Stored data
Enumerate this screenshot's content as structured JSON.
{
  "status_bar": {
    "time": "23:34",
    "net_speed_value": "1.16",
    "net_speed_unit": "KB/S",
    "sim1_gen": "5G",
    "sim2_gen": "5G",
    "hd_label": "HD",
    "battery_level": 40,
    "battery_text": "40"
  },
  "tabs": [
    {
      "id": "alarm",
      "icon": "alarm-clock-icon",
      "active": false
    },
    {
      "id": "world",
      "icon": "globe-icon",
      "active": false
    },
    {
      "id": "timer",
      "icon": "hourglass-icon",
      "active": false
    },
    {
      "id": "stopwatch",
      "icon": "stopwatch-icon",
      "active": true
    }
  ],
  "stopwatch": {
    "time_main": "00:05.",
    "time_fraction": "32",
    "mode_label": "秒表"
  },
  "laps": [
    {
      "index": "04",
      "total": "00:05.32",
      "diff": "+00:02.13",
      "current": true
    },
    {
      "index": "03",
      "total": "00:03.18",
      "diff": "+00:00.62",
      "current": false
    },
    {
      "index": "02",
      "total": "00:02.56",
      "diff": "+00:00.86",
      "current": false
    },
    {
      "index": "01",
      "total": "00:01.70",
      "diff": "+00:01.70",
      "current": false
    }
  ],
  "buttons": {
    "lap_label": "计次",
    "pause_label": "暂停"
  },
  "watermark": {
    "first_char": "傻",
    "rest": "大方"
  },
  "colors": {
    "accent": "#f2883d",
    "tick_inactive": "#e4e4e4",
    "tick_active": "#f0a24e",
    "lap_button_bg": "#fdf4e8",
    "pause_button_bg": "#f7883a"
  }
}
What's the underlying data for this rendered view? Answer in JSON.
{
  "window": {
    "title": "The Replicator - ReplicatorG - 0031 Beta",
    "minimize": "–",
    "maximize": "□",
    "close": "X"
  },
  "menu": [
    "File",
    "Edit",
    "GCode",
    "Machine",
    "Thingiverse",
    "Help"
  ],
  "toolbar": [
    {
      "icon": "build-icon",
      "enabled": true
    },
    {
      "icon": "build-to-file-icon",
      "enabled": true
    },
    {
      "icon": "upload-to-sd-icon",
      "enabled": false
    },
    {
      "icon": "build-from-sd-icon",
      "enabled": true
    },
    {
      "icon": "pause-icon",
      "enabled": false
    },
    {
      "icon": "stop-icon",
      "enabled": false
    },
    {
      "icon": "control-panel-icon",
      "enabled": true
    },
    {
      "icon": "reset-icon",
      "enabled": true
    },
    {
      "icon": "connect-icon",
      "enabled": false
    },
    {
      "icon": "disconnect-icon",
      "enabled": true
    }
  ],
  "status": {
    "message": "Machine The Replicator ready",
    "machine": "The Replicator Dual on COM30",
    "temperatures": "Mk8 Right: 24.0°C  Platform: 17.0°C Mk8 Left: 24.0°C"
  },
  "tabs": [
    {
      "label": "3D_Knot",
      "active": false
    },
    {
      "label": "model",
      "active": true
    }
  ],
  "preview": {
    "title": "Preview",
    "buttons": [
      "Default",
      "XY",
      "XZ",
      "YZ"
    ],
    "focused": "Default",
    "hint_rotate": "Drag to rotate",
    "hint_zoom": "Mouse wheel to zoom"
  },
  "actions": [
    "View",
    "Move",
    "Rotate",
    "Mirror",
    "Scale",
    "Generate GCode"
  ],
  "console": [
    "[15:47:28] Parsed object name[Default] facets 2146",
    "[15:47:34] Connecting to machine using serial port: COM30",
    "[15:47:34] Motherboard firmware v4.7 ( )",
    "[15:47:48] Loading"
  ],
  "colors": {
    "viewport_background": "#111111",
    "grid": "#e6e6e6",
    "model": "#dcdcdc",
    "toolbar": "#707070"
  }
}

Written task:
Repeat the entries shown above, every one, word for word.

Worked answer:
Enumerate this screenshot's content as structured JSON.
{
  "status_bar": {
    "time": "23:34",
    "net_speed_value": "1.16",
    "net_speed_unit": "KB/S",
    "sim1_gen": "5G",
    "sim2_gen": "5G",
    "hd_label": "HD",
    "battery_level": 40,
    "battery_text": "40"
  },
  "tabs": [
    {
      "id": "alarm",
      "icon": "alarm-clock-icon",
      "active": false
    },
    {
      "id": "world",
      "icon": "globe-icon",
      "active": false
    },
    {
      "id": "timer",
      "icon": "hourglass-icon",
      "active": false
    },
    {
      "id": "stopwatch",
      "icon": "stopwatch-icon",
      "active": true
    }
  ],
  "stopwatch": {
    "time_main": "00:05.",
    "time_fraction": "32",
    "mode_label": "秒表"
  },
  "laps": [
    {
      "index": "04",
      "total": "00:05.32",
      "diff": "+00:02.13",
      "current": true
    },
    {
      "index": "03",
      "total": "00:03.18",
      "diff": "+00:00.62",
      "current": false
    },
    {
      "index": "02",
      "total": "00:02.56",
      "diff": "+00:00.86",
      "current": false
    },
    {
      "index": "01",
      "total": "00:01.70",
      "diff": "+00:01.70",
      "current": false
    }
  ],
  "buttons": {
    "lap_label": "计次",
    "pause_label": "暂停"
  },
  "watermark": {
    "first_char": "傻",
    "rest": "大方"
  },
  "colors": {
    "accent": "#f2883d",
    "tick_inactive": "#e4e4e4",
    "tick_active": "#f0a24e",
    "lap_button_bg": "#fdf4e8",
    "pause_button_bg": "#f7883a"
  }
}
What's the underlying data for this rendered view? Answer in JSON.
{
  "window": {
    "title": "The Replicator - ReplicatorG - 0031 Beta",
    "minimize": "–",
    "maximize": "□",
    "close": "X"
  },
  "menu": [
    "File",
    "Edit",
    "GCode",
    "Machine",
    "Thingiverse",
    "Help"
  ],
  "toolbar": [
    {
      "icon": "build-icon",
      "enabled": true
    },
    {
      "icon": "build-to-file-icon",
      "enabled": true
    },
    {
      "icon": "upload-to-sd-icon",
      "enabled": false
    },
    {
      "icon": "build-from-sd-icon",
      "enabled": true
    },
    {
      "icon": "pause-icon",
      "enabled": false
    },
    {
      "icon": "stop-icon",
      "enabled": false
    },
    {
      "icon": "control-panel-icon",
      "enabled": true
    },
    {
      "icon": "reset-icon",
      "enabled": true
    },
    {
      "icon": "connect-icon",
      "enabled": false
    },
    {
      "icon": "disconnect-icon",
      "enabled": true
    }
  ],
  "status": {
    "message": "Machine The Replicator ready",
    "machine": "The Replicator Dual on COM30",
    "temperatures": "Mk8 Right: 24.0°C  Platform: 17.0°C Mk8 Left: 24.0°C"
  },
  "tabs": [
    {
      "label": "3D_Knot",
      "active": false
    },
    {
      "label": "model",
      "active": true
    }
  ],
  "preview": {
    "title": "Preview",
    "buttons": [
      "Default",
      "XY",
      "XZ",
      "YZ"
    ],
    "focused": "Default",
    "hint_rotate": "Drag to rotate",
    "hint_zoom": "Mouse wheel to zoom"
  },
  "actions": [
    "View",
    "Move",
    "Rotate",
    "Mirror",
    "Scale",
    "Generate GCode"
  ],
  "console": [
    "[15:47:28] Parsed object name[Default] facets 2146",
    "[15:47:34] Connecting to machine using serial port: COM30",
    "[15:47:34] Motherboard firmware v4.7 ( )",
    "[15:47:48] Loading"
  ],
  "colors": {
    "viewport_background": "#111111",
    "grid": "#e6e6e6",
    "model": "#dcdcdc",
    "toolbar": "#707070"
  }
}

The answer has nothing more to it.